Copy down every line where the string "použitím" shows up.
[Start of Supplied material]
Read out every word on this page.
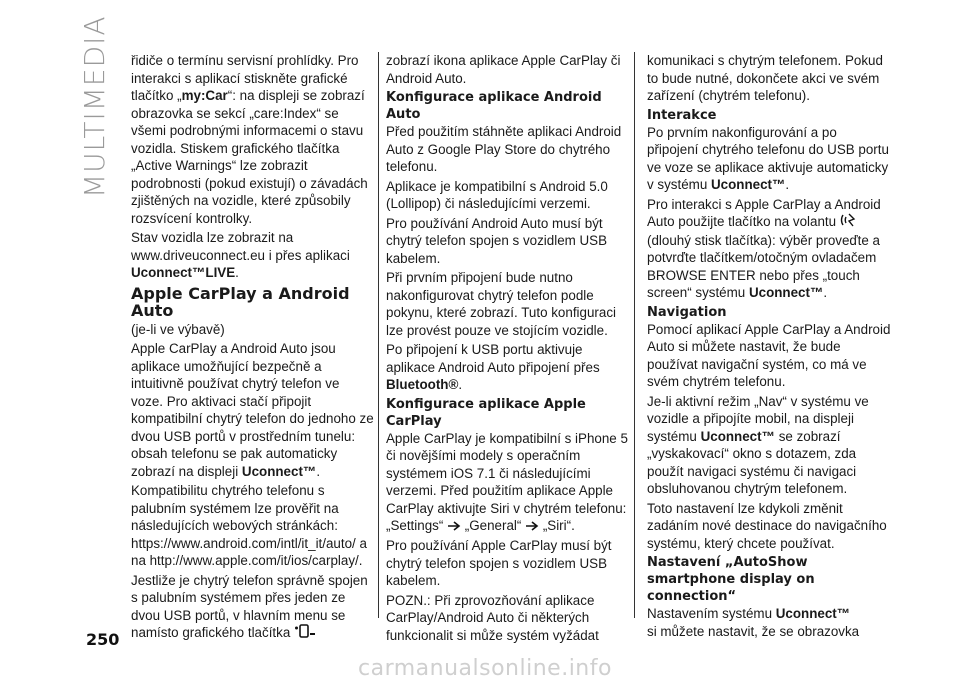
MULTIMEDIA řidiče o termínu servisní prohlídky. Pro interakci s aplikací stiskněte grafické tlačítko „my:Car“: na displeji se zobrazí obrazovka se sekcí „care:Index“ se všemi podrobnými informacemi o stavu vozidla. Stiskem grafického tlačítka „Active Warnings“ lze zobrazit podrobnosti (pokud existují) o závadách zjištěných na vozidle, které způsobily rozsvícení kontrolky.

Stav vozidla lze zobrazit na www.driveuconnect.eu i přes aplikaci Uconnect™LIVE.

Apple CarPlay a Android Auto

(je-li ve výbavě)

Apple CarPlay a Android Auto jsou aplikace umožňující bezpečně a intuitivně používat chytrý telefon ve voze. Pro aktivaci stačí připojit kompatibilní chytrý telefon do jednoho ze dvou USB portů v prostředním tunelu: obsah telefonu se pak automaticky zobrazí na displeji Uconnect™.

Kompatibilitu chytrého telefonu s palubním systémem lze prověřit na následujících webových stránkách: https://www.android.com/intl/it_it/auto/ a na http://www.apple.com/it/ios/carplay/.

Jestliže je chytrý telefon správně spojen s palubním systémem přes jeden ze dvou USB portů, v hlavním menu se namísto grafického tlačítka

zobrazí ikona aplikace Apple CarPlay či Android Auto.

Konfigurace aplikace Android Auto

Před použitím stáhněte aplikaci Android Auto z Google Play Store do chytrého telefonu.

Aplikace je kompatibilní s Android 5.0 (Lollipop) či následujícími verzemi.

Pro používání Android Auto musí být chytrý telefon spojen s vozidlem USB kabelem.

Při prvním připojení bude nutno nakonfigurovat chytrý telefon podle pokynu, které zobrazí. Tuto konfiguraci lze provést pouze ve stojícím vozidle.

Po připojení k USB portu aktivuje aplikace Android Auto připojení přes Bluetooth®.

Konfigurace aplikace Apple CarPlay

Apple CarPlay je kompatibilní s iPhone 5 či novějšími modely s operačním systémem iOS 7.1 či následujícími verzemi. Před použitím aplikace Apple CarPlay aktivujte Siri v chytrém telefonu: „Settings“ „General“ „Siri“.

Pro používání Apple CarPlay musí být chytrý telefon spojen s vozidlem USB kabelem.

POZN.: Při zprovozňování aplikace CarPlay/Android Auto či některých funkcionalit si může systém vyžádat

komunikaci s chytrým telefonem. Pokud to bude nutné, dokončete akci ve svém zařízení (chytrém telefonu).

Interakce

Po prvním nakonfigurování a po připojení chytrého telefonu do USB portu ve voze se aplikace aktivuje automaticky v systému Uconnect™.

Pro interakci s Apple CarPlay a Android Auto použijte tlačítko na volantu  (dlouhý stisk tlačítka): výběr proveďte a potvrďte tlačítkem/otočným ovladačem BROWSE ENTER nebo přes „touch screen“ systému Uconnect™.

Navigation

Pomocí aplikací Apple CarPlay a Android Auto si můžete nastavit, že bude používat navigační systém, co má ve svém chytrém telefonu.

Je-li aktivní režim „Nav“ v systému ve vozidle a připojíte mobil, na displeji systému Uconnect™ se zobrazí „vyskakovací“ okno s dotazem, zda použít navigaci systému či navigaci obsluhovanou chytrým telefonem.

Toto nastavení lze kdykoli změnit zadáním nové destinace do navigačního systému, který chcete používat.

Nastavení „AutoShow smartphone display on connection“

Nastavením systému Uconnect™
si můžete nastavit, že se obrazovka

250
carmanualsonline.info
[End of Supplied material]
**Task solution:**
Před použitím stáhněte aplikaci Android Auto z Google Play Store do chytrého telefonu.
Apple CarPlay je kompatibilní s iPhone 5 či novějšími modely s operačním systémem iOS 7.1 či následujícími verzemi. Před použitím aplikace Apple CarPlay aktivujte Siri v chytrém telefonu: „Settings“ „General“ „Siri“.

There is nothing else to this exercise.